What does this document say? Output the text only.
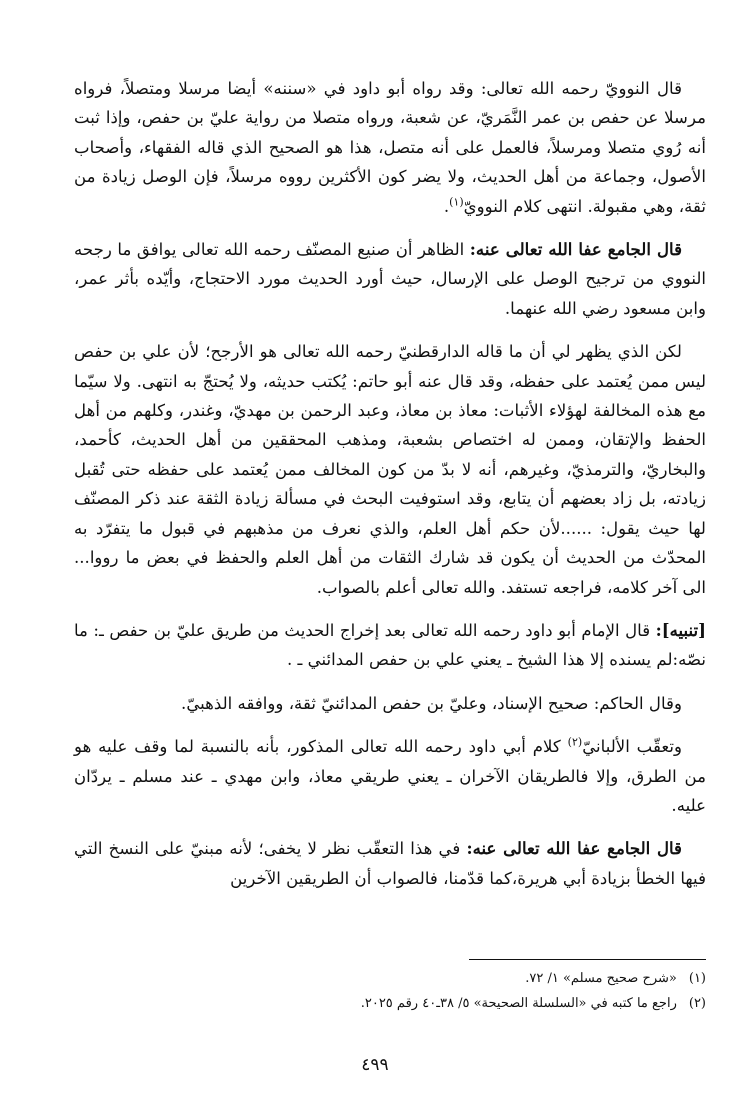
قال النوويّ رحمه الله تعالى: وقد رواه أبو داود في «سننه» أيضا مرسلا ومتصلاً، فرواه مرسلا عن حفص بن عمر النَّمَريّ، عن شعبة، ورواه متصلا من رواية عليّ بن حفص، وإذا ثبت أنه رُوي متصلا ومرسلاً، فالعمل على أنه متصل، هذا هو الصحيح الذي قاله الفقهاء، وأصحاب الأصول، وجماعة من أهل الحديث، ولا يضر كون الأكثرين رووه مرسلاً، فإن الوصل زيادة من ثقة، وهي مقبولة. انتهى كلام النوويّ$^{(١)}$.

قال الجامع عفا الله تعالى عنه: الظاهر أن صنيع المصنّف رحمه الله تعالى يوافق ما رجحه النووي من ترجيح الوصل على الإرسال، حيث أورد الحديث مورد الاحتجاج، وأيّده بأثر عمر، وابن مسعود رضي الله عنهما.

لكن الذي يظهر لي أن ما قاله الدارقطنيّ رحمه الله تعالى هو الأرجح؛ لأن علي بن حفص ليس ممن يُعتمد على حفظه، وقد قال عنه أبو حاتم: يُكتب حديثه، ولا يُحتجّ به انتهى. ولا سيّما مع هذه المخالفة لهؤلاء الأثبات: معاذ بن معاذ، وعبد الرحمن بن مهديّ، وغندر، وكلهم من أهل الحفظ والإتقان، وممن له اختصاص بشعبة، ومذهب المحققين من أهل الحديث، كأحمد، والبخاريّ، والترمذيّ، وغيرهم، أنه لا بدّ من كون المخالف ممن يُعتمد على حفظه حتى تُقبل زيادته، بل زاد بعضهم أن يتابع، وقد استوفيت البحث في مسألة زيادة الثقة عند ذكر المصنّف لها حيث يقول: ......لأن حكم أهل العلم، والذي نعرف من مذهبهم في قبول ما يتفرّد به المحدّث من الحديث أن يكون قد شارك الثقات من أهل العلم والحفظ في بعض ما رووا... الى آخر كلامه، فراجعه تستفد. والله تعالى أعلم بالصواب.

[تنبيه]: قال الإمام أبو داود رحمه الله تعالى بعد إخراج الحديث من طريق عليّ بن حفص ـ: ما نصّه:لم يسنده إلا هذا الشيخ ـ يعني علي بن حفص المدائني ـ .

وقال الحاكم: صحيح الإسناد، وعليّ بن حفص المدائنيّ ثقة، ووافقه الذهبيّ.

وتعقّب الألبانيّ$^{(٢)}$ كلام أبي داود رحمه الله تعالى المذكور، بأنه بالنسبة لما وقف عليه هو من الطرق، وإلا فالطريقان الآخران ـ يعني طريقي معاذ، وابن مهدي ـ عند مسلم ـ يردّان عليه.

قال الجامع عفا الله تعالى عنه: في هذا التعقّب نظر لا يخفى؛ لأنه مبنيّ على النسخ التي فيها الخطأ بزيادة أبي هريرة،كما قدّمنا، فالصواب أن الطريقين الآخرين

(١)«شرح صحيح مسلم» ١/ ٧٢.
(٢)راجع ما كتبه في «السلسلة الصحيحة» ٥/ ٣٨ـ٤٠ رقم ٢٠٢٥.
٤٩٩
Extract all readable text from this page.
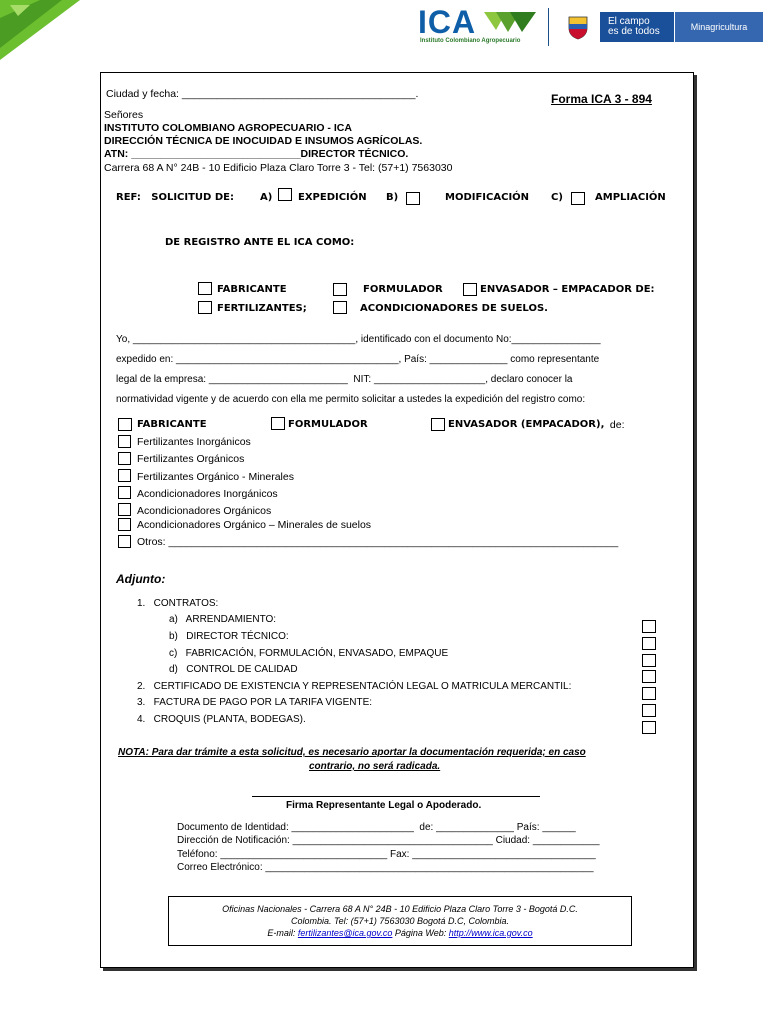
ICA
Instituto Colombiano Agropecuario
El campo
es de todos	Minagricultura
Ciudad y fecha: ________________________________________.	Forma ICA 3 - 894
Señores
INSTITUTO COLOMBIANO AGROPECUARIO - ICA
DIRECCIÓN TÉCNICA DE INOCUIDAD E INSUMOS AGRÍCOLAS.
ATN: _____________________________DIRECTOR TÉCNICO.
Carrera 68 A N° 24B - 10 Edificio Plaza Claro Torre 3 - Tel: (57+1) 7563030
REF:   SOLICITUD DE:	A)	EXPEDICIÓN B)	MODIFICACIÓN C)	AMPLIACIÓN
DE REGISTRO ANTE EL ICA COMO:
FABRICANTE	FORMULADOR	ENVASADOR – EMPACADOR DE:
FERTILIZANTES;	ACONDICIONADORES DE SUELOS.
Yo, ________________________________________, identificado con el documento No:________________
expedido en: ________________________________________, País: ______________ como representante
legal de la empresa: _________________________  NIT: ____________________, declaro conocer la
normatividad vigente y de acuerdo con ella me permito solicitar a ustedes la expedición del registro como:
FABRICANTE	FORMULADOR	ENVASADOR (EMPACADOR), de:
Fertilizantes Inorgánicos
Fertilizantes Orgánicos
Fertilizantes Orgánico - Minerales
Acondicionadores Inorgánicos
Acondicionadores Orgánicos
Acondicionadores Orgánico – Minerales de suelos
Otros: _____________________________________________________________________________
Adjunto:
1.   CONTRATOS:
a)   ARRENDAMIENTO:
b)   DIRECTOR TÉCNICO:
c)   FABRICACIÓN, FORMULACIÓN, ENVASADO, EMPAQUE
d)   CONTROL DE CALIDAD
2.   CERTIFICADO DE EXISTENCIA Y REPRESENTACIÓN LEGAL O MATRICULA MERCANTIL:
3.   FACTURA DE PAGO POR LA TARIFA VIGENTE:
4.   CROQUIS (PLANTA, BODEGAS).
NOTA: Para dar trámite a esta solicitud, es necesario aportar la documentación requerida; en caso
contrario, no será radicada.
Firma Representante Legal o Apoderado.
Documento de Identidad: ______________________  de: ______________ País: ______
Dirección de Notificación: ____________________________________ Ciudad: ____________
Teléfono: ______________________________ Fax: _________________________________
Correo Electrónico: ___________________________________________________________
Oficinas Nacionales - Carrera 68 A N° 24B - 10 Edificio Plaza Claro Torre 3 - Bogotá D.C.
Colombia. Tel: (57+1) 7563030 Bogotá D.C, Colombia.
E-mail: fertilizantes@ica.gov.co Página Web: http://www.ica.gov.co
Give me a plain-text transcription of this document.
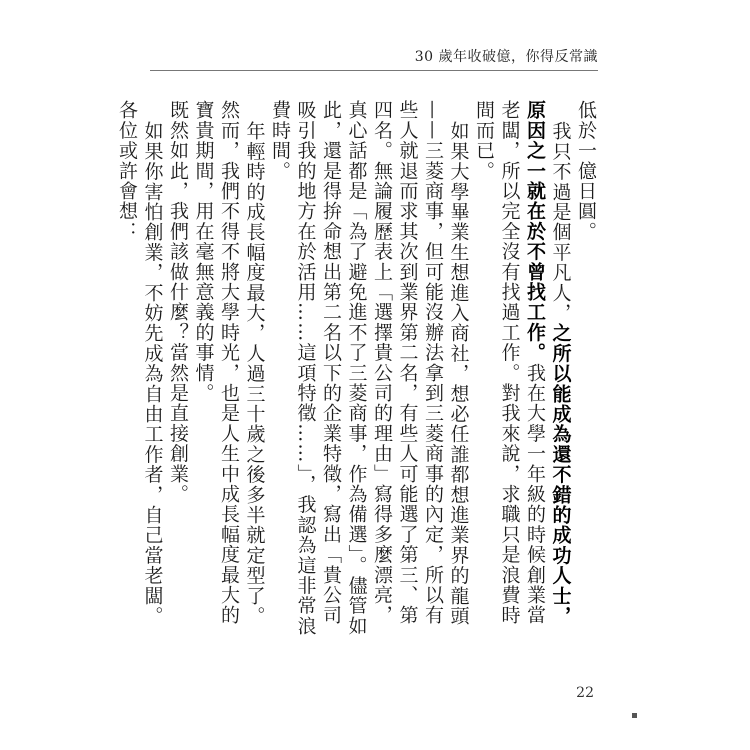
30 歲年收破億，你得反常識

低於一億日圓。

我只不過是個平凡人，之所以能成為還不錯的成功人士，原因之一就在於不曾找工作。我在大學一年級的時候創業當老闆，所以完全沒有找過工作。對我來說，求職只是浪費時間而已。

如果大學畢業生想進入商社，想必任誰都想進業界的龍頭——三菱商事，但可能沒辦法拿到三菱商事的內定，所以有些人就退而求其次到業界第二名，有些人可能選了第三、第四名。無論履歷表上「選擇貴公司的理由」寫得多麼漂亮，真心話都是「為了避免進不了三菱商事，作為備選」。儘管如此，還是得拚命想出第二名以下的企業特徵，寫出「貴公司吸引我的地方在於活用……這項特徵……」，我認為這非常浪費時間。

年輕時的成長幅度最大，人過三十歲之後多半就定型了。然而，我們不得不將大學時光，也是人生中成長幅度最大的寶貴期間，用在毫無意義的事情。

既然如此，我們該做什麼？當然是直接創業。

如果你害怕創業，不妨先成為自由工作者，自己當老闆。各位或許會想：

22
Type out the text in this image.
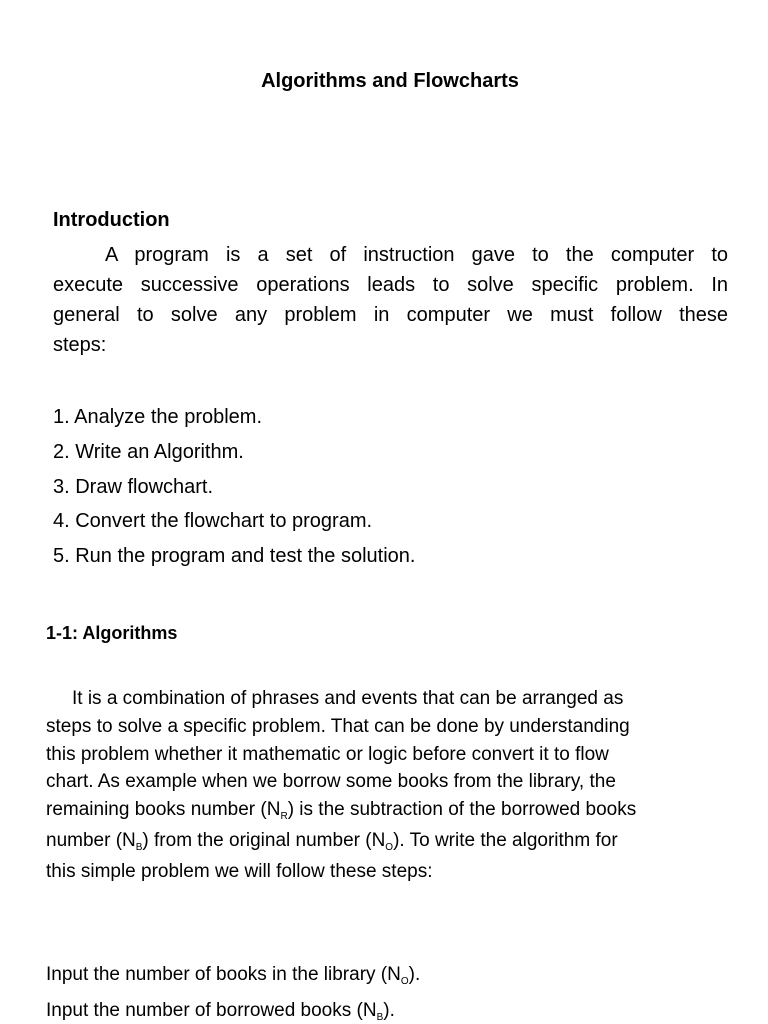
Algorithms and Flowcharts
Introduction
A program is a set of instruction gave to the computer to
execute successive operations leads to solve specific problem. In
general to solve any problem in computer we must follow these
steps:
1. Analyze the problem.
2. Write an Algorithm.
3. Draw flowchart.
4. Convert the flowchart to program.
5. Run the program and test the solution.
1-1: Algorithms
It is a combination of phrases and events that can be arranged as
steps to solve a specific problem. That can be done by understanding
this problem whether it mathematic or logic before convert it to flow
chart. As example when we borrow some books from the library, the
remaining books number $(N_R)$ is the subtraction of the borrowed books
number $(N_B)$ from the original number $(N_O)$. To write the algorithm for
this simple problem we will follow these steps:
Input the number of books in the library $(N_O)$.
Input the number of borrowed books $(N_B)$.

• **Problem**: Pick out the lines containing the string "number" and show them.

• **Expected output**:
remaining books number $(N_R)$ is the subtraction of the borrowed books
number $(N_B)$ from the original number $(N_O)$. To write the algorithm for
Input the number of books in the library $(N_O)$.
Input the number of borrowed books $(N_B)$.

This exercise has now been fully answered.